* **PROVIDED INFORMATION**
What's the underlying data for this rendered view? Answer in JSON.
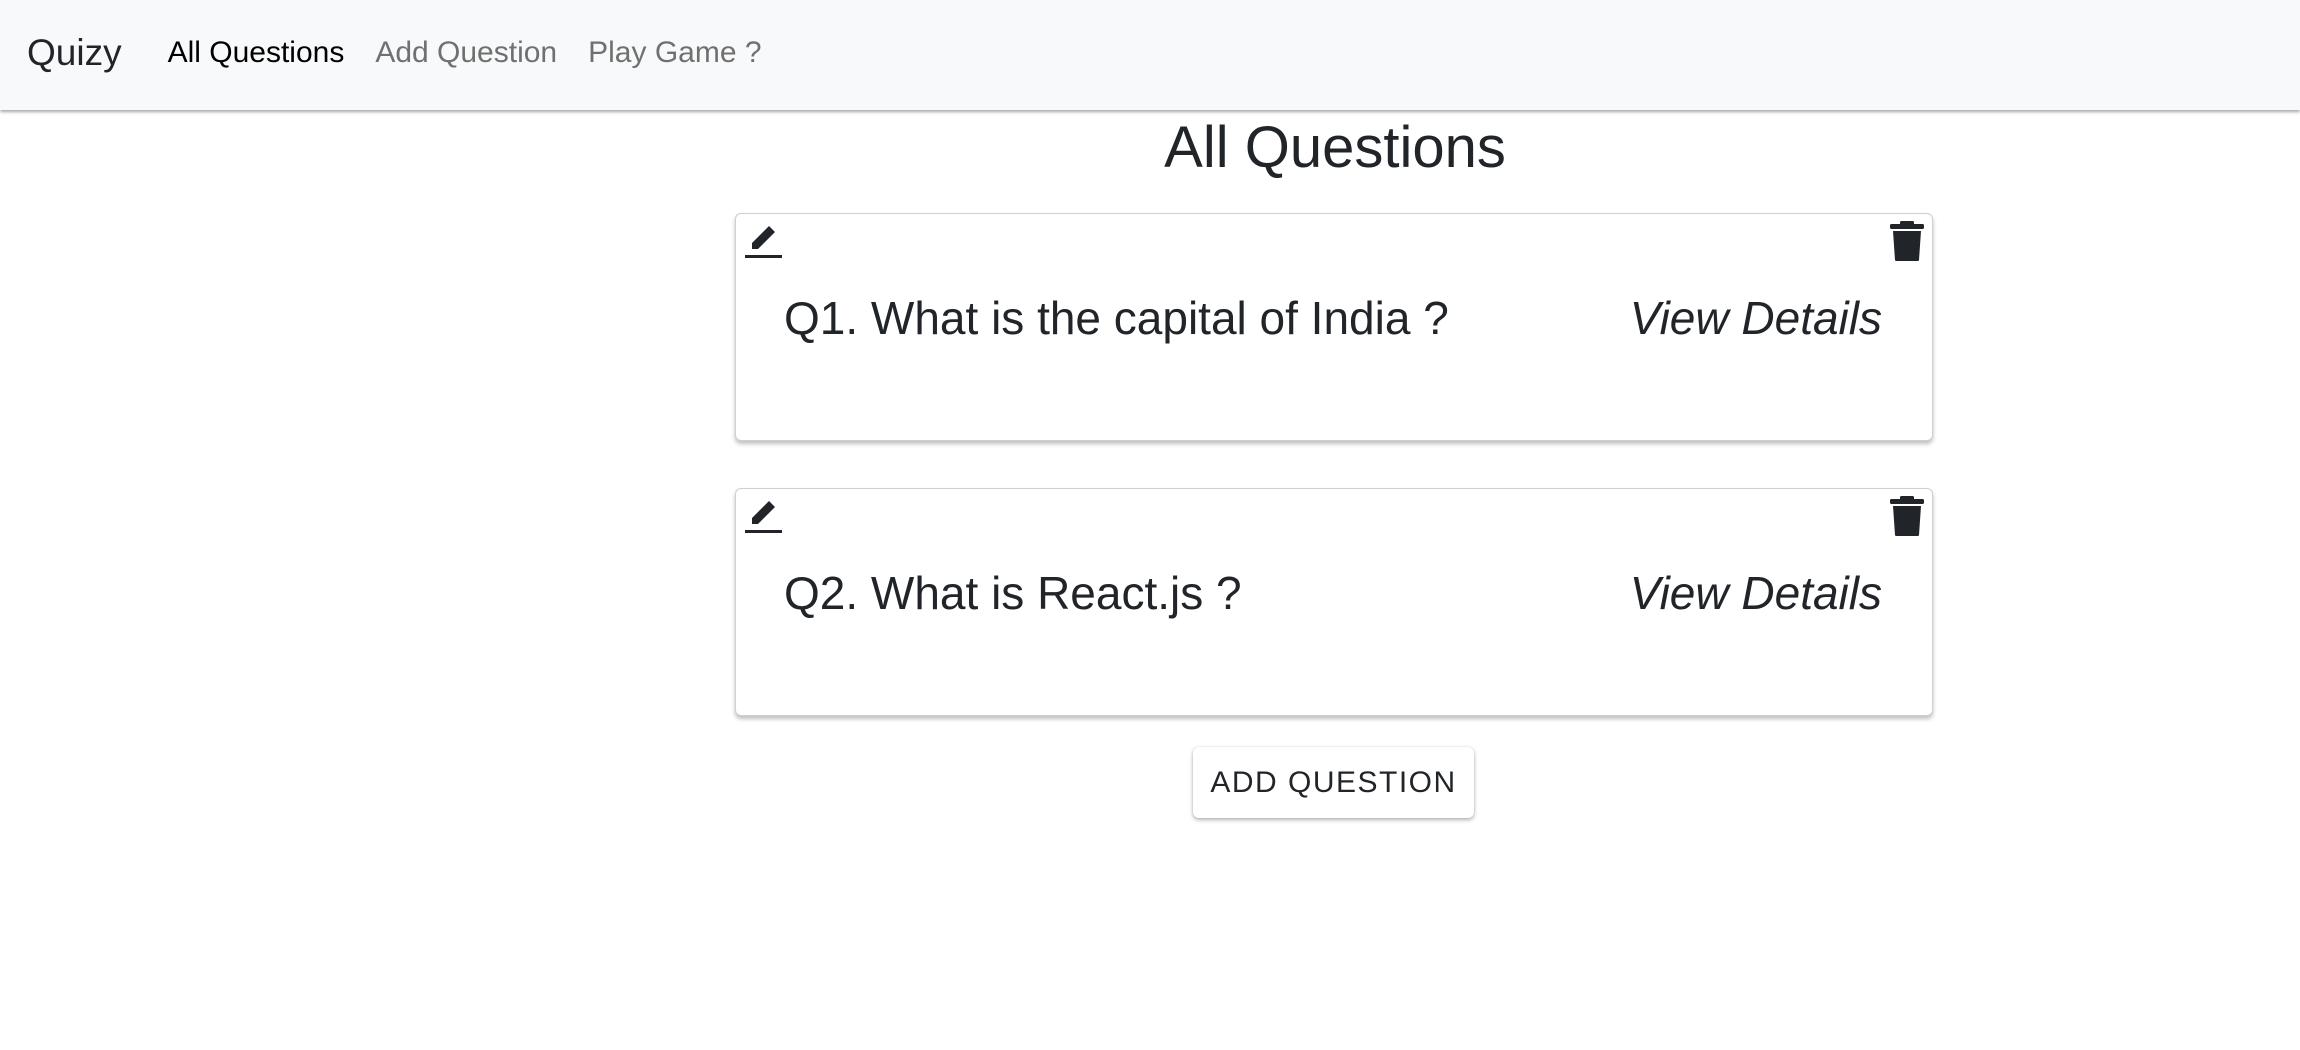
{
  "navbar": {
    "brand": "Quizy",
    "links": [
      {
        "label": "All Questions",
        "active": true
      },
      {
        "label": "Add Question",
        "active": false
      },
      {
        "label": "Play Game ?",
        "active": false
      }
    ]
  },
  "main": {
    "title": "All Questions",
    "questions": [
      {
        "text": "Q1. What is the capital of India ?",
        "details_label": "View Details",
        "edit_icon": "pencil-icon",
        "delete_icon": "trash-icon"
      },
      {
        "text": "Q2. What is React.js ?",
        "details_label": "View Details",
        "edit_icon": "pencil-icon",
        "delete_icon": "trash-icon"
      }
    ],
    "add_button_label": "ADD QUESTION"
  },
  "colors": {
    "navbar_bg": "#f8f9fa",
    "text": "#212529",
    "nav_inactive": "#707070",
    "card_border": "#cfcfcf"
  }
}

* **WHAT IS REQUIRED**
State how many lines of the listing include the word "text". Reply with the number alone.

* **CORRECT RESPONSE**
3